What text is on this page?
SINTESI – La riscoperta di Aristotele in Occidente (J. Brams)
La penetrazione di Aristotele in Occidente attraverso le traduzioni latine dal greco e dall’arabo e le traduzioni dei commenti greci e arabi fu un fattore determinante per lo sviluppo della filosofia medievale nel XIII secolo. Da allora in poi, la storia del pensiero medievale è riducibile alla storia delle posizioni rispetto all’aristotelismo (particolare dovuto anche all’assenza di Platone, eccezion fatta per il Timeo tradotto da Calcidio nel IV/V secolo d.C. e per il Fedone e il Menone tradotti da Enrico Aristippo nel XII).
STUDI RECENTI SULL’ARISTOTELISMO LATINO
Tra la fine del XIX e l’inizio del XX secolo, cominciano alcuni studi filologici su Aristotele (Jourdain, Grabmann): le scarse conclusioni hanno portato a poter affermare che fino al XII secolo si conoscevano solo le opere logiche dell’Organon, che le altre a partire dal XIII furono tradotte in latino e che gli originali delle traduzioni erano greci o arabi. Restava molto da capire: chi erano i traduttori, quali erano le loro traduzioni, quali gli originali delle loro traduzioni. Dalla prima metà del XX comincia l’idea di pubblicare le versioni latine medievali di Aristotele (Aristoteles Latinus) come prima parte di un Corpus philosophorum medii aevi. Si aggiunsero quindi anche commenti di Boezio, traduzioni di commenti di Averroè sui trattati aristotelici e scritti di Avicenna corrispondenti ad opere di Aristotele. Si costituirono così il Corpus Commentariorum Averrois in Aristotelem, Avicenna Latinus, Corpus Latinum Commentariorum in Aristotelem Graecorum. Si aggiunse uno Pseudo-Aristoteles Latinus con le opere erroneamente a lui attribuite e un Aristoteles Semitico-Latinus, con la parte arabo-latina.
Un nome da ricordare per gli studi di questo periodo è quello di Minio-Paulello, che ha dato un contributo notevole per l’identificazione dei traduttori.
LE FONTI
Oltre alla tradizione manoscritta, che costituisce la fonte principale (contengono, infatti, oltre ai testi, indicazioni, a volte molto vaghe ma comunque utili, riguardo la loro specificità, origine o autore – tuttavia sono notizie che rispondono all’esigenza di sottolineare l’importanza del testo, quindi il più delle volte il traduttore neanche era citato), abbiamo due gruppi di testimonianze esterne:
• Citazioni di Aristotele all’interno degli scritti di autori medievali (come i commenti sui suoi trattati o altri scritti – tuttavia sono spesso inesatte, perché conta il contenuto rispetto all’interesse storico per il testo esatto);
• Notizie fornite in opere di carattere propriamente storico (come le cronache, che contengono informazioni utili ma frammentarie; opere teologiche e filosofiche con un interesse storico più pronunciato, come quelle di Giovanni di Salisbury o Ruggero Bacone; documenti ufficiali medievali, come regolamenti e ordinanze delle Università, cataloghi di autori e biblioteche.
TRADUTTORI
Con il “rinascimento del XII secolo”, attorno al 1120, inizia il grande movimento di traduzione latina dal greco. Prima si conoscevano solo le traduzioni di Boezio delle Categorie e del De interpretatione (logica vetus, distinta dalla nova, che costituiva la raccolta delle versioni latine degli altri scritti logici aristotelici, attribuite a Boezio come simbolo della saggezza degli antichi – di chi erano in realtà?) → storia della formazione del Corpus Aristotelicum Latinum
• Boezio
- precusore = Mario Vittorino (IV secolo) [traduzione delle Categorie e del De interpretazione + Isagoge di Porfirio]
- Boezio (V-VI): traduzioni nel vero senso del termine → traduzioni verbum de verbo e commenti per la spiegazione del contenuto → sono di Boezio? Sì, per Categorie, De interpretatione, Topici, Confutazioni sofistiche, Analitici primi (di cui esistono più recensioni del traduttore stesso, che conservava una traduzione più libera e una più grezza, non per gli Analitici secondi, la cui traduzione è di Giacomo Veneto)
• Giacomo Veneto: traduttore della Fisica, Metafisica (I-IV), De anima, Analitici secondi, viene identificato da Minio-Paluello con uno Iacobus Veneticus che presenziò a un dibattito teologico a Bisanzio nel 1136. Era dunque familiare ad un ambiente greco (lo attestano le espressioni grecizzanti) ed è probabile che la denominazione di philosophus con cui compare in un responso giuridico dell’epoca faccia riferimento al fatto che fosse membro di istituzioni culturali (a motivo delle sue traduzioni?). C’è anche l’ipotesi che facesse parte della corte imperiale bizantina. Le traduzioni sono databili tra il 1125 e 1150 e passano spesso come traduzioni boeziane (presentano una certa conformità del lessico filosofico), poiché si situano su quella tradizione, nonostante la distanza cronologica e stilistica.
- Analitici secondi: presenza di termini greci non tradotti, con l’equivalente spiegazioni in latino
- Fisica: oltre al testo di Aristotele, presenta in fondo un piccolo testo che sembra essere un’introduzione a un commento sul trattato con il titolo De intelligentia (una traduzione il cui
|---|
### Aim of the task
Select and copy every line of the listing with the word "autori".

### Exercise answer
• Citazioni di Aristotele all’interno degli scritti di autori medievali (come i commenti sui suoi trattati o altri scritti – tuttavia sono spesso inesatte, perché conta il contenuto rispetto all’interesse storico per il testo esatto);
• Notizie fornite in opere di carattere propriamente storico (come le cronache, che contengono informazioni utili ma frammentarie; opere teologiche e filosofiche con un interesse storico più pronunciato, come quelle di Giovanni di Salisbury o Ruggero Bacone; documenti ufficiali medievali, come regolamenti e ordinanze delle Università, cataloghi di autori e biblioteche.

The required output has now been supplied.